* [Exercise details] Read the lines below and count those that have the word "this". Respond with the number only.

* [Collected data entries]

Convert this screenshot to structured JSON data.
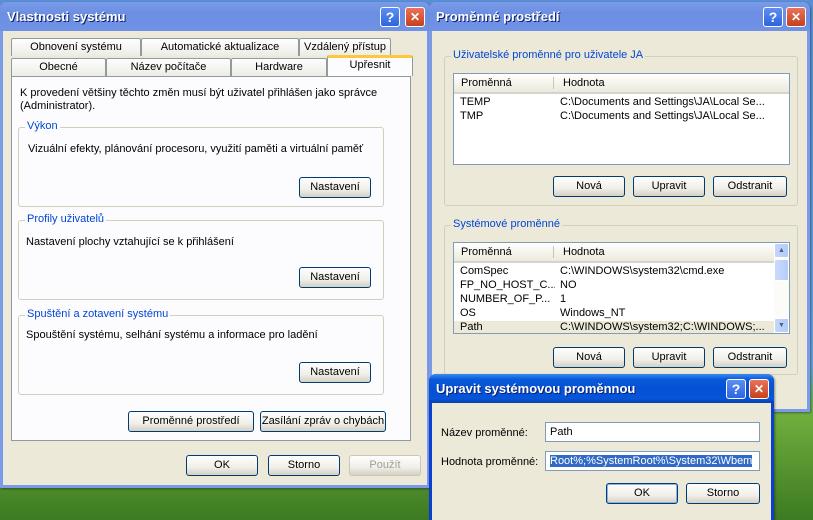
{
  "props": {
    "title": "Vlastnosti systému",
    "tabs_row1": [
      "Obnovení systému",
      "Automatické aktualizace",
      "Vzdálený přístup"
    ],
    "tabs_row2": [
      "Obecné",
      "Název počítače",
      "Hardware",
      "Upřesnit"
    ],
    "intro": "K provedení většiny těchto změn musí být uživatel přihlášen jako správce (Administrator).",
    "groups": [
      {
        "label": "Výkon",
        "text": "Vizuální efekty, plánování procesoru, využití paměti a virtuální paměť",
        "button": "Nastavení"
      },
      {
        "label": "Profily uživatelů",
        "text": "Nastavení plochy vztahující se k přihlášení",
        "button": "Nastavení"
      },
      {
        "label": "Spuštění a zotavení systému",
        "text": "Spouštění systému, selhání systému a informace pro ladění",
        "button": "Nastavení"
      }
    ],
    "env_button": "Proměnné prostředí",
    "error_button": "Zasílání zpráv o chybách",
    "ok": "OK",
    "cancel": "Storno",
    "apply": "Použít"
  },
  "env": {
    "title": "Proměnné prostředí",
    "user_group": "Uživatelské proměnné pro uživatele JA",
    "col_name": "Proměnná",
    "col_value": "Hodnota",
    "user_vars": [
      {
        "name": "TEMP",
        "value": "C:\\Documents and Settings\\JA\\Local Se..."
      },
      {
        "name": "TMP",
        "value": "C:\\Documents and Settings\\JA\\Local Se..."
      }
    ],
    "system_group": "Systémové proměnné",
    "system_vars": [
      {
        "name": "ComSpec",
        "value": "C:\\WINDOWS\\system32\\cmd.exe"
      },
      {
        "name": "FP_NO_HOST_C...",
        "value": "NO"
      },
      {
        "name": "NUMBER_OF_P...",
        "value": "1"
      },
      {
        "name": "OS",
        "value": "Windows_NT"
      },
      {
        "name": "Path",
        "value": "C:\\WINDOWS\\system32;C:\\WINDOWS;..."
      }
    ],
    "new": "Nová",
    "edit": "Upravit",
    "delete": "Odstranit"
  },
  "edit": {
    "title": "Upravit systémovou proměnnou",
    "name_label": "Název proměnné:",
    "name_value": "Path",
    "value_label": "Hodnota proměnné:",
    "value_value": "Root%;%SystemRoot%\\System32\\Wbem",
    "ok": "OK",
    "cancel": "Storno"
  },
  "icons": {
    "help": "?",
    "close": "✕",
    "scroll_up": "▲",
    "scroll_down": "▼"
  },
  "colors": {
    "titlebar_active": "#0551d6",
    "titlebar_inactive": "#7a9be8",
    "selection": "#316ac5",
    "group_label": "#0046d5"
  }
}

==

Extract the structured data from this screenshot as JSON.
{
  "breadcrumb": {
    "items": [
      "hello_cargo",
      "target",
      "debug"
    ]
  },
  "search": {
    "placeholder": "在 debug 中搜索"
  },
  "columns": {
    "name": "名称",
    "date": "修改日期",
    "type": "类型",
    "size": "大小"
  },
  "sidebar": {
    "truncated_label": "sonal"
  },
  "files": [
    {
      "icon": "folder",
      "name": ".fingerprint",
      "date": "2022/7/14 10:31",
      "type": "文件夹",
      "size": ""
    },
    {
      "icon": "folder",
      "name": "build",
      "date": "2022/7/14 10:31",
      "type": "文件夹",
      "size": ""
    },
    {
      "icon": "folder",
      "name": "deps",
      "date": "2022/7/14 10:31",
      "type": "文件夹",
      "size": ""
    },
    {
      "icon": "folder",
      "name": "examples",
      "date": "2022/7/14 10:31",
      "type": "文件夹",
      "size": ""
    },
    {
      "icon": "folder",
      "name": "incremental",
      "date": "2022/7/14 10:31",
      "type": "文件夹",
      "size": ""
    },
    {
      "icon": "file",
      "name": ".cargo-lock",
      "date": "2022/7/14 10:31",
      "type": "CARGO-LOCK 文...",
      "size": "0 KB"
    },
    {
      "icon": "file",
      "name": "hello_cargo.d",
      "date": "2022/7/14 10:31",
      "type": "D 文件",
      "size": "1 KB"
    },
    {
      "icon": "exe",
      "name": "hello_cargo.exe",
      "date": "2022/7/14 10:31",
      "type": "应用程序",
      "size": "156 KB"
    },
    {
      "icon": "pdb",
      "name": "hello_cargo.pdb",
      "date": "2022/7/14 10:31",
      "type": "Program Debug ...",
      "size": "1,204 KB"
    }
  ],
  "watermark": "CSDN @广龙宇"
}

* [Written response] 2